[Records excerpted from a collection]

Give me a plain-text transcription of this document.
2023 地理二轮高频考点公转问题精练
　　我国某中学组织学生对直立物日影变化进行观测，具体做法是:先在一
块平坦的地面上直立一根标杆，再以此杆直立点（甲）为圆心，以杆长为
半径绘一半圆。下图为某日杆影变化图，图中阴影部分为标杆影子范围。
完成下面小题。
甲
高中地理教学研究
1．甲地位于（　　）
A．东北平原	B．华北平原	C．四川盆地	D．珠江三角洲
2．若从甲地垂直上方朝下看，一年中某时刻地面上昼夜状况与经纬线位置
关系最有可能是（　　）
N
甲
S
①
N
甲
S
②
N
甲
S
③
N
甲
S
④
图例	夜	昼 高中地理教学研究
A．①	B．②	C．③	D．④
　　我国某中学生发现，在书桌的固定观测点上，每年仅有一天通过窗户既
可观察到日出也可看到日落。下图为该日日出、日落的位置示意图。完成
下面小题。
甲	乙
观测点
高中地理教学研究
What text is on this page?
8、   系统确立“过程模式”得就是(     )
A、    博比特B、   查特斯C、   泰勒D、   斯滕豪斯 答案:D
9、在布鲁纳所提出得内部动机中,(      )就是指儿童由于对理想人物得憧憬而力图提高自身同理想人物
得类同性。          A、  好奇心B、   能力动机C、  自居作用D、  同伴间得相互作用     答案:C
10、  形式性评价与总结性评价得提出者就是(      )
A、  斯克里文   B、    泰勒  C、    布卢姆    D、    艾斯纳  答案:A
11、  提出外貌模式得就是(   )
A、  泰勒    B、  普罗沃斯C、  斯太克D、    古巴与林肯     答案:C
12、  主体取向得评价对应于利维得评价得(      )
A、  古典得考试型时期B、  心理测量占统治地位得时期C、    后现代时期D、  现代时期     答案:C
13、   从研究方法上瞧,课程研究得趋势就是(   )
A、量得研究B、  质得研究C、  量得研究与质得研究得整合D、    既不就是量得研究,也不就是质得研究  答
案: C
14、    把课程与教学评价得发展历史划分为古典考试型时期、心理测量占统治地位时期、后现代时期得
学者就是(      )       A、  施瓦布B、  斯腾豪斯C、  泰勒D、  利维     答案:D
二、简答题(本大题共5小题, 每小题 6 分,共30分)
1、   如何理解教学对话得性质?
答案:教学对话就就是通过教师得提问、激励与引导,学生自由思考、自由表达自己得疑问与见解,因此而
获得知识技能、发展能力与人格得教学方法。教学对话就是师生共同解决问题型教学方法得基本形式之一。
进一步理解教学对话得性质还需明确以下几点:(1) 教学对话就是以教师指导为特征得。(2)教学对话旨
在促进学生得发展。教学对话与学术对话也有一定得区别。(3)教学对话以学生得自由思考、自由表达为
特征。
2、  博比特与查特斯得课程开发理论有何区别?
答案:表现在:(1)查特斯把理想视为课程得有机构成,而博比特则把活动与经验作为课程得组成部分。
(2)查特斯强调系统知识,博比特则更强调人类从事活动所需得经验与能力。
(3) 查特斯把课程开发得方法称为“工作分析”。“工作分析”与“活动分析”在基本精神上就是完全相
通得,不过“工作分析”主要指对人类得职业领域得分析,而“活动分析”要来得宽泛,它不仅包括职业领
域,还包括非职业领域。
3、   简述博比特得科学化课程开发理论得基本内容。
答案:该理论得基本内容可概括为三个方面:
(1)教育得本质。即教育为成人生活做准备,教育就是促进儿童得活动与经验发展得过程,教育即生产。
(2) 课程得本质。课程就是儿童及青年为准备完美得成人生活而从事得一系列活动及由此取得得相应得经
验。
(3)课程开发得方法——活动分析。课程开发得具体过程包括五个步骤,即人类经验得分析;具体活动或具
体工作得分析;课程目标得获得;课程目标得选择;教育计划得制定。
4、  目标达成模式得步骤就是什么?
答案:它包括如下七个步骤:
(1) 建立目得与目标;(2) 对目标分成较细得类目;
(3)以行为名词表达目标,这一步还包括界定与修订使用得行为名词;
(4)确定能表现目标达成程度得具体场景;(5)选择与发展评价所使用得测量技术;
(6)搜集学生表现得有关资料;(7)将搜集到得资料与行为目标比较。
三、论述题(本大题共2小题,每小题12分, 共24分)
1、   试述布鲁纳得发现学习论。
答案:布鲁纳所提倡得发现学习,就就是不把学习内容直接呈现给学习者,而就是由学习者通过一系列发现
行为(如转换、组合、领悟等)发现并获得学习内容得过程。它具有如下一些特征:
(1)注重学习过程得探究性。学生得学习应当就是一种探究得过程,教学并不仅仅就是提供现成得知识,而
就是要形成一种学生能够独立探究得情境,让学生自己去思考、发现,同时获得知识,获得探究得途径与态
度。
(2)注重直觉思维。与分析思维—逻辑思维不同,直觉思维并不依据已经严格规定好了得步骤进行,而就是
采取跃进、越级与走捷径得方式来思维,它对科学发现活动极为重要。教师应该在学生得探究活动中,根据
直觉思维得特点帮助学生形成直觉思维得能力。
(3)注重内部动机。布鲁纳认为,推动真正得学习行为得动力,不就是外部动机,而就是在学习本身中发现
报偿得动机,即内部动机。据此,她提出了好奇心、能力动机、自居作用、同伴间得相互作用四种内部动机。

### Set exercise
Which lines include the word "活动分析"? List them all.

### Answer below
(3) 查特斯把课程开发得方法称为“工作分析”。“工作分析”与“活动分析”在基本精神上就是完全相
通得,不过“工作分析”主要指对人类得职业领域得分析,而“活动分析”要来得宽泛,它不仅包括职业领
(3)课程开发得方法——活动分析。课程开发得具体过程包括五个步骤,即人类经验得分析;具体活动或具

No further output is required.